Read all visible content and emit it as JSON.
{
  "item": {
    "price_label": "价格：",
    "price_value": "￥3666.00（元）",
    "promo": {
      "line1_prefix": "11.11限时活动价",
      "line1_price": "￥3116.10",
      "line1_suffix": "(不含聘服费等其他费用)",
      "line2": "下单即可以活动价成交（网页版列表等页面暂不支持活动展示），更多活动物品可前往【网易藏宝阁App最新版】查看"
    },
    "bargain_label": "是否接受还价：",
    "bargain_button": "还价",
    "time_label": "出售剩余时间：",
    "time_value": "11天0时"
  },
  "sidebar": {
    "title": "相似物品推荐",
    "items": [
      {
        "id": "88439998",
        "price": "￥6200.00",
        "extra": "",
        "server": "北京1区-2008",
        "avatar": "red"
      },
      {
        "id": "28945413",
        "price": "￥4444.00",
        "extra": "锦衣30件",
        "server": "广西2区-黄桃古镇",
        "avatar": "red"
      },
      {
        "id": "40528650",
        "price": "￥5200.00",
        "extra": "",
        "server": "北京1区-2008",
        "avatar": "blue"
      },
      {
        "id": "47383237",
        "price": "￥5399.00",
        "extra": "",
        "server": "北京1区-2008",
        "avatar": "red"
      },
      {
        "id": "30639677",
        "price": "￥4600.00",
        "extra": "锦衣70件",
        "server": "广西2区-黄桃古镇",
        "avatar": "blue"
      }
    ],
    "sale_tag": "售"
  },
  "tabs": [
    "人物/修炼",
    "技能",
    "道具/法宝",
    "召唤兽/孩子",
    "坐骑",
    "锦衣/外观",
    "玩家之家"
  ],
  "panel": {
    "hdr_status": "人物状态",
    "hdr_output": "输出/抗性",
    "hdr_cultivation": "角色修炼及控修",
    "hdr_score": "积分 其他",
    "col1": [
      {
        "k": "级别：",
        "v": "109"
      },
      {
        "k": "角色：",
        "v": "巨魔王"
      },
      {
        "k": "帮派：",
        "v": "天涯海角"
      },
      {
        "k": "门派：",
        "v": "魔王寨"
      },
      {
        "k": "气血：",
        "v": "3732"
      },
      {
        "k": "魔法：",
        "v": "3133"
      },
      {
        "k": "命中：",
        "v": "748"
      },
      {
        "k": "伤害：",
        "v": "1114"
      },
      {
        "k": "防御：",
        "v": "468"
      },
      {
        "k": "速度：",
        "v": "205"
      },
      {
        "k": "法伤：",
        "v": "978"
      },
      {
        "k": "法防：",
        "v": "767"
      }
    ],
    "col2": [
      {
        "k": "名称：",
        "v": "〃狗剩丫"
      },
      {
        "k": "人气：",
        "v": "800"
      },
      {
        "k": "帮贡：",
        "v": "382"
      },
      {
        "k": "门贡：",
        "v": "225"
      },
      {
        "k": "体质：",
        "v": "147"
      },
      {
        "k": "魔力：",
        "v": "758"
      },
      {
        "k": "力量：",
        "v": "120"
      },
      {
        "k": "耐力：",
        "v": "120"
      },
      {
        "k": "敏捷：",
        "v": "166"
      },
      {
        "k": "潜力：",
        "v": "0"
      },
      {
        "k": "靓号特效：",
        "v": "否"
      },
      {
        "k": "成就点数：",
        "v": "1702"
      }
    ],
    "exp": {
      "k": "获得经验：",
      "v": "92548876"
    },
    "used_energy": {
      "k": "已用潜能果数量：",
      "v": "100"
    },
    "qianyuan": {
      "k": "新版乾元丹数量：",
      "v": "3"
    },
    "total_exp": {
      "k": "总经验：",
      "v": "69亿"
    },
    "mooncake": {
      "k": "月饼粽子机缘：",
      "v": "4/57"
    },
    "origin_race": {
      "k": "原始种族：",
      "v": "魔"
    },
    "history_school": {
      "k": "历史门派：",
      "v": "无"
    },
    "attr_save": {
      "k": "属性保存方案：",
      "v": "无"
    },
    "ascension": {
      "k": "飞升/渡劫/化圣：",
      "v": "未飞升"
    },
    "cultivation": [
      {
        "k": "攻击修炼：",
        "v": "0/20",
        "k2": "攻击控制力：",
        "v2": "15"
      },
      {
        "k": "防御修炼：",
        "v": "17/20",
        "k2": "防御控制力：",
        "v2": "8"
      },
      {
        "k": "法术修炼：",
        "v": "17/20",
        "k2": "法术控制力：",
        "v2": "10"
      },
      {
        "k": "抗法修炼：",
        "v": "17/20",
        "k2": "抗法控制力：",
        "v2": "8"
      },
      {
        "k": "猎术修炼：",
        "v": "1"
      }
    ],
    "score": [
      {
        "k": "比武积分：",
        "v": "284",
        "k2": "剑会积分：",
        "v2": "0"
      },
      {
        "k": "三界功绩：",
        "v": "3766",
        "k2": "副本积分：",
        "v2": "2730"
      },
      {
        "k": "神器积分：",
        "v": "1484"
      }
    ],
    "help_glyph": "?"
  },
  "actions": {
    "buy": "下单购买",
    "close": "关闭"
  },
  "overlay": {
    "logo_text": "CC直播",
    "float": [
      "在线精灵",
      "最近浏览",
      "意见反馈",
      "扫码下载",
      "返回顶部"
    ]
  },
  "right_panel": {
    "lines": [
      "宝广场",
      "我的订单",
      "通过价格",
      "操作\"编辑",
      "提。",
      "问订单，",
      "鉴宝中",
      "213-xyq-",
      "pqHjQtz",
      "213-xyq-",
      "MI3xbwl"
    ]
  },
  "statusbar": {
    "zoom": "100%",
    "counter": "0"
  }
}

## What to produce
Return what is listed above, exactly and completely.

## The output
Read all visible content and emit it as JSON.
{
  "item": {
    "price_label": "价格：",
    "price_value": "￥3666.00（元）",
    "promo": {
      "line1_prefix": "11.11限时活动价",
      "line1_price": "￥3116.10",
      "line1_suffix": "(不含聘服费等其他费用)",
      "line2": "下单即可以活动价成交（网页版列表等页面暂不支持活动展示），更多活动物品可前往【网易藏宝阁App最新版】查看"
    },
    "bargain_label": "是否接受还价：",
    "bargain_button": "还价",
    "time_label": "出售剩余时间：",
    "time_value": "11天0时"
  },
  "sidebar": {
    "title": "相似物品推荐",
    "items": [
      {
        "id": "88439998",
        "price": "￥6200.00",
        "extra": "",
        "server": "北京1区-2008",
        "avatar": "red"
      },
      {
        "id": "28945413",
        "price": "￥4444.00",
        "extra": "锦衣30件",
        "server": "广西2区-黄桃古镇",
        "avatar": "red"
      },
      {
        "id": "40528650",
        "price": "￥5200.00",
        "extra": "",
        "server": "北京1区-2008",
        "avatar": "blue"
      },
      {
        "id": "47383237",
        "price": "￥5399.00",
        "extra": "",
        "server": "北京1区-2008",
        "avatar": "red"
      },
      {
        "id": "30639677",
        "price": "￥4600.00",
        "extra": "锦衣70件",
        "server": "广西2区-黄桃古镇",
        "avatar": "blue"
      }
    ],
    "sale_tag": "售"
  },
  "tabs": [
    "人物/修炼",
    "技能",
    "道具/法宝",
    "召唤兽/孩子",
    "坐骑",
    "锦衣/外观",
    "玩家之家"
  ],
  "panel": {
    "hdr_status": "人物状态",
    "hdr_output": "输出/抗性",
    "hdr_cultivation": "角色修炼及控修",
    "hdr_score": "积分 其他",
    "col1": [
      {
        "k": "级别：",
        "v": "109"
      },
      {
        "k": "角色：",
        "v": "巨魔王"
      },
      {
        "k": "帮派：",
        "v": "天涯海角"
      },
      {
        "k": "门派：",
        "v": "魔王寨"
      },
      {
        "k": "气血：",
        "v": "3732"
      },
      {
        "k": "魔法：",
        "v": "3133"
      },
      {
        "k": "命中：",
        "v": "748"
      },
      {
        "k": "伤害：",
        "v": "1114"
      },
      {
        "k": "防御：",
        "v": "468"
      },
      {
        "k": "速度：",
        "v": "205"
      },
      {
        "k": "法伤：",
        "v": "978"
      },
      {
        "k": "法防：",
        "v": "767"
      }
    ],
    "col2": [
      {
        "k": "名称：",
        "v": "〃狗剩丫"
      },
      {
        "k": "人气：",
        "v": "800"
      },
      {
        "k": "帮贡：",
        "v": "382"
      },
      {
        "k": "门贡：",
        "v": "225"
      },
      {
        "k": "体质：",
        "v": "147"
      },
      {
        "k": "魔力：",
        "v": "758"
      },
      {
        "k": "力量：",
        "v": "120"
      },
      {
        "k": "耐力：",
        "v": "120"
      },
      {
        "k": "敏捷：",
        "v": "166"
      },
      {
        "k": "潜力：",
        "v": "0"
      },
      {
        "k": "靓号特效：",
        "v": "否"
      },
      {
        "k": "成就点数：",
        "v": "1702"
      }
    ],
    "exp": {
      "k": "获得经验：",
      "v": "92548876"
    },
    "used_energy": {
      "k": "已用潜能果数量：",
      "v": "100"
    },
    "qianyuan": {
      "k": "新版乾元丹数量：",
      "v": "3"
    },
    "total_exp": {
      "k": "总经验：",
      "v": "69亿"
    },
    "mooncake": {
      "k": "月饼粽子机缘：",
      "v": "4/57"
    },
    "origin_race": {
      "k": "原始种族：",
      "v": "魔"
    },
    "history_school": {
      "k": "历史门派：",
      "v": "无"
    },
    "attr_save": {
      "k": "属性保存方案：",
      "v": "无"
    },
    "ascension": {
      "k": "飞升/渡劫/化圣：",
      "v": "未飞升"
    },
    "cultivation": [
      {
        "k": "攻击修炼：",
        "v": "0/20",
        "k2": "攻击控制力：",
        "v2": "15"
      },
      {
        "k": "防御修炼：",
        "v": "17/20",
        "k2": "防御控制力：",
        "v2": "8"
      },
      {
        "k": "法术修炼：",
        "v": "17/20",
        "k2": "法术控制力：",
        "v2": "10"
      },
      {
        "k": "抗法修炼：",
        "v": "17/20",
        "k2": "抗法控制力：",
        "v2": "8"
      },
      {
        "k": "猎术修炼：",
        "v": "1"
      }
    ],
    "score": [
      {
        "k": "比武积分：",
        "v": "284",
        "k2": "剑会积分：",
        "v2": "0"
      },
      {
        "k": "三界功绩：",
        "v": "3766",
        "k2": "副本积分：",
        "v2": "2730"
      },
      {
        "k": "神器积分：",
        "v": "1484"
      }
    ],
    "help_glyph": "?"
  },
  "actions": {
    "buy": "下单购买",
    "close": "关闭"
  },
  "overlay": {
    "logo_text": "CC直播",
    "float": [
      "在线精灵",
      "最近浏览",
      "意见反馈",
      "扫码下载",
      "返回顶部"
    ]
  },
  "right_panel": {
    "lines": [
      "宝广场",
      "我的订单",
      "通过价格",
      "操作\"编辑",
      "提。",
      "问订单，",
      "鉴宝中",
      "213-xyq-",
      "pqHjQtz",
      "213-xyq-",
      "MI3xbwl"
    ]
  },
  "statusbar": {
    "zoom": "100%",
    "counter": "0"
  }
}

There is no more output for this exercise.